===== DATA EXTRACT

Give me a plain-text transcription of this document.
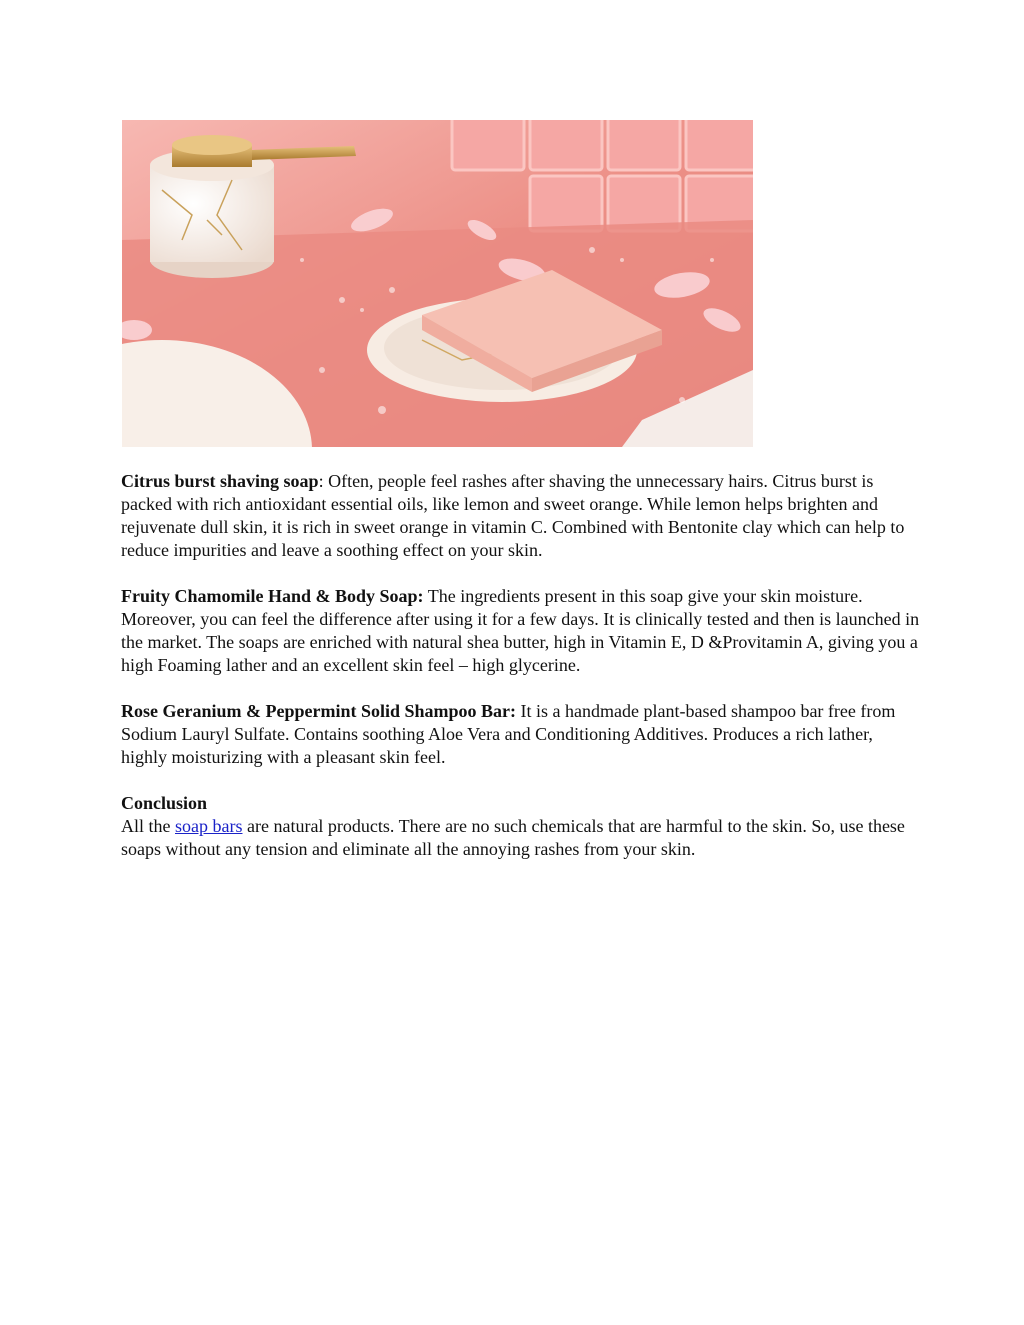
Citrus burst shaving soap: Often, people feel rashes after shaving the unnecessary hairs. Citrus burst is packed with rich antioxidant essential oils, like lemon and sweet orange. While lemon helps brighten and rejuvenate dull skin, it is rich in sweet orange in vitamin C. Combined with Bentonite clay which can help to reduce impurities and leave a soothing effect on your skin.

Fruity Chamomile Hand & Body Soap: The ingredients present in this soap give your skin moisture. Moreover, you can feel the difference after using it for a few days. It is clinically tested and then is launched in the market. The soaps are enriched with natural shea butter, high in Vitamin E, D &Provitamin A, giving you a high Foaming lather and an excellent skin feel – high glycerine.

Rose Geranium & Peppermint Solid Shampoo Bar: It is a handmade plant-based shampoo bar free from Sodium Lauryl Sulfate. Contains soothing Aloe Vera and Conditioning Additives. Produces a rich lather, highly moisturizing with a pleasant skin feel.

Conclusion
All the soap bars are natural products. There are no such chemicals that are harmful to the skin. So, use these soaps without any tension and eliminate all the annoying rashes from your skin.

==========

Please write out all of the material above without changing a word, and omit any pictures.

__THE REPLY__:
Give me a plain-text transcription of this document.
Citrus burst shaving soap: Often, people feel rashes after shaving the unnecessary hairs. Citrus burst is packed with rich antioxidant essential oils, like lemon and sweet orange. While lemon helps brighten and rejuvenate dull skin, it is rich in sweet orange in vitamin C. Combined with Bentonite clay which can help to reduce impurities and leave a soothing effect on your skin.

Fruity Chamomile Hand & Body Soap: The ingredients present in this soap give your skin moisture. Moreover, you can feel the difference after using it for a few days. It is clinically tested and then is launched in the market. The soaps are enriched with natural shea butter, high in Vitamin E, D &Provitamin A, giving you a high Foaming lather and an excellent skin feel – high glycerine.

Rose Geranium & Peppermint Solid Shampoo Bar: It is a handmade plant-based shampoo bar free from Sodium Lauryl Sulfate. Contains soothing Aloe Vera and Conditioning Additives. Produces a rich lather, highly moisturizing with a pleasant skin feel.

Conclusion
All the soap bars are natural products. There are no such chemicals that are harmful to the skin. So, use these soaps without any tension and eliminate all the annoying rashes from your skin.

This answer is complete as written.